Using the material below, copy every line where "расположены" appears.
+ + + +
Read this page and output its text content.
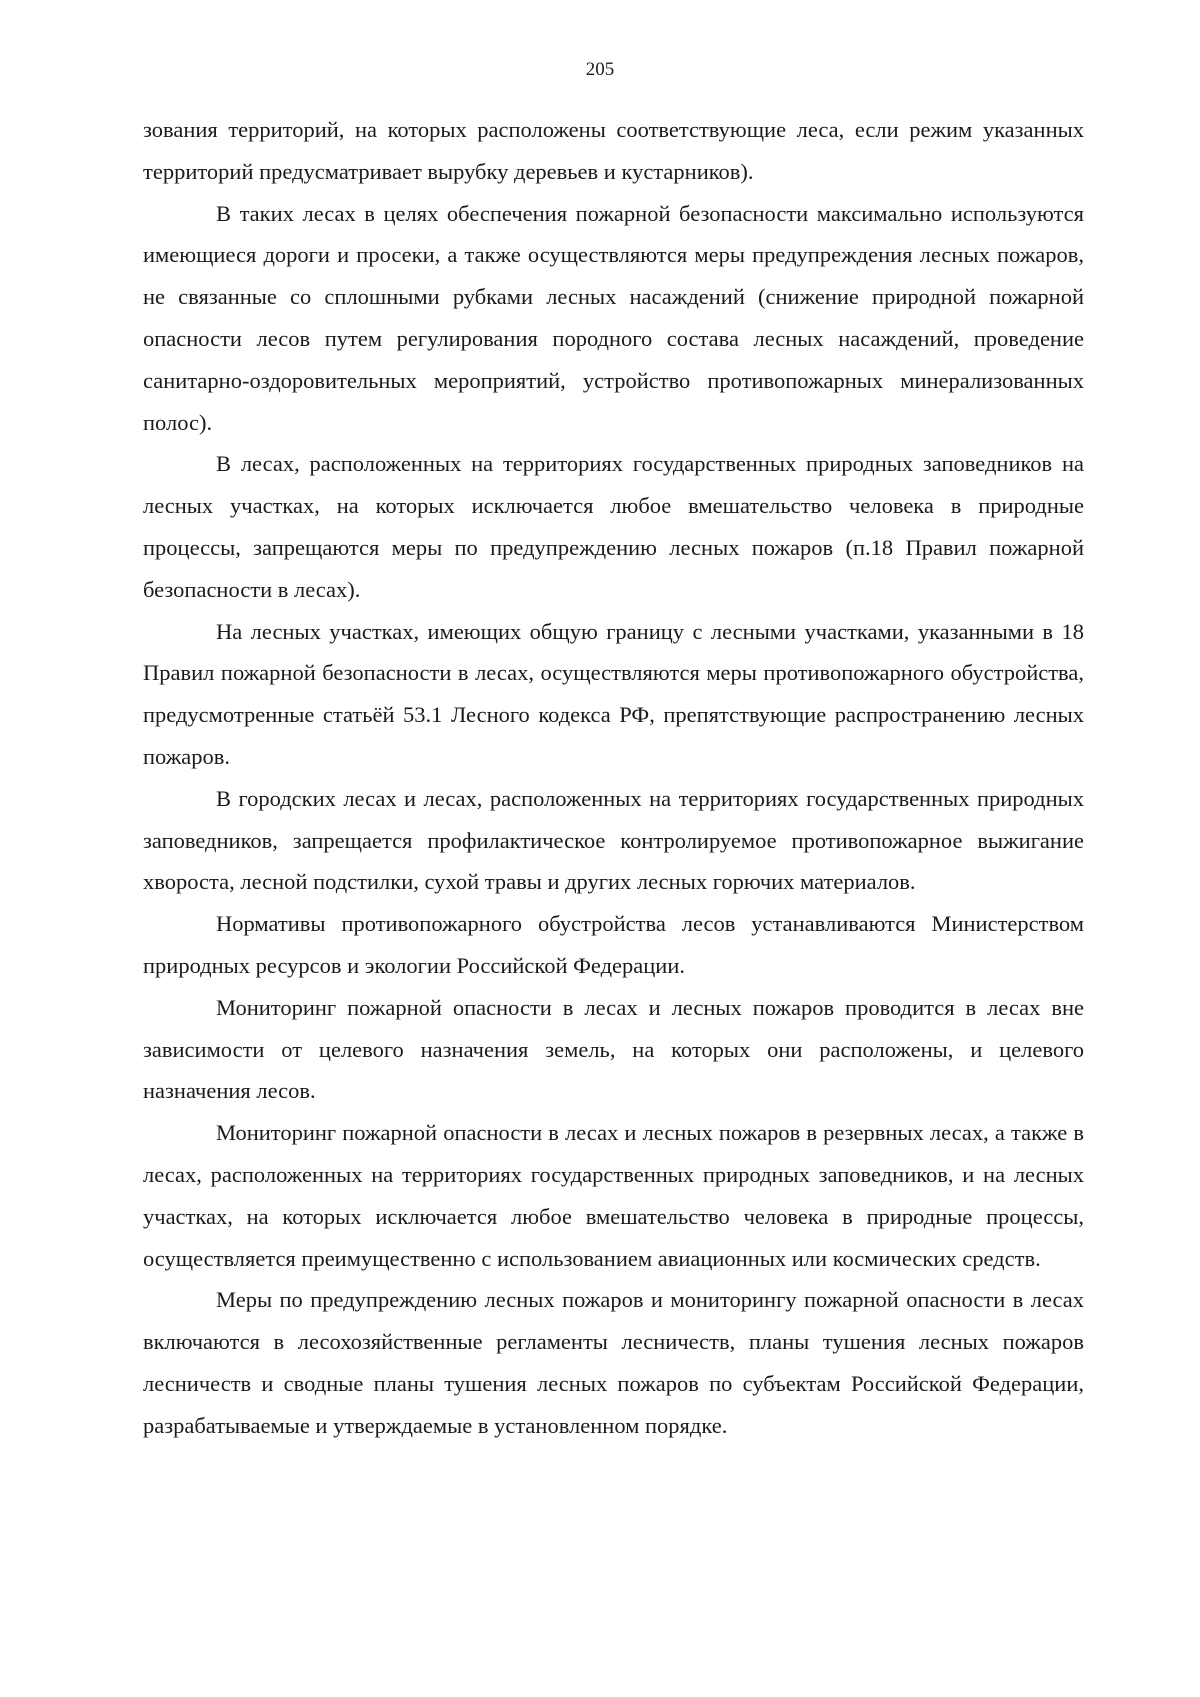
205

зования территорий, на которых расположены соответствующие леса, если режим указанных территорий предусматривает вырубку деревьев и кустарников).

В таких лесах в целях обеспечения пожарной безопасности максимально используются имеющиеся дороги и просеки, а также осуществляются меры предупреждения лесных пожаров, не связанные со сплошными рубками лесных насаждений (снижение природной пожарной опасности лесов путем регулирования породного состава лесных насаждений, проведение санитарно-оздоровительных мероприятий, устройство противопожарных минерализованных полос).

В лесах, расположенных на территориях государственных природных заповедников на лесных участках, на которых исключается любое вмешательство человека в природные процессы, запрещаются меры по предупреждению лесных пожаров (п.18 Правил пожарной безопасности в лесах).

На лесных участках, имеющих общую границу с лесными участками, указанными в 18 Правил пожарной безопасности в лесах, осуществляются меры противопожарного обустройства, предусмотренные статьёй 53.1 Лесного кодекса РФ, препятствующие распространению лесных пожаров.

В городских лесах и лесах, расположенных на территориях государственных природных заповедников, запрещается профилактическое контролируемое противопожарное выжигание хвороста, лесной подстилки, сухой травы и других лесных горючих материалов.

Нормативы противопожарного обустройства лесов устанавливаются Министерством природных ресурсов и экологии Российской Федерации.

Мониторинг пожарной опасности в лесах и лесных пожаров проводится в лесах вне зависимости от целевого назначения земель, на которых они расположены, и целевого назначения лесов.

Мониторинг пожарной опасности в лесах и лесных пожаров в резервных лесах, а также в лесах, расположенных на территориях государственных природных заповедников, и на лесных участках, на которых исключается любое вмешательство человека в природные процессы, осуществляется преимущественно с использованием авиационных или космических средств.

Меры по предупреждению лесных пожаров и мониторингу пожарной опасности в лесах включаются в лесохозяйственные регламенты лесничеств, планы тушения лесных пожаров лесничеств и сводные планы тушения лесных пожаров по субъектам Российской Федерации, разрабатываемые и утверждаемые в установленном порядке.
+ + + +
__EXERCISE ANSWER__:
зования территорий, на которых расположены соответствующие леса, если режим указанных территорий предусматривает вырубку деревьев и кустарников).
Мониторинг пожарной опасности в лесах и лесных пожаров проводится в лесах вне зависимости от целевого назначения земель, на которых они расположены, и целевого назначения лесов.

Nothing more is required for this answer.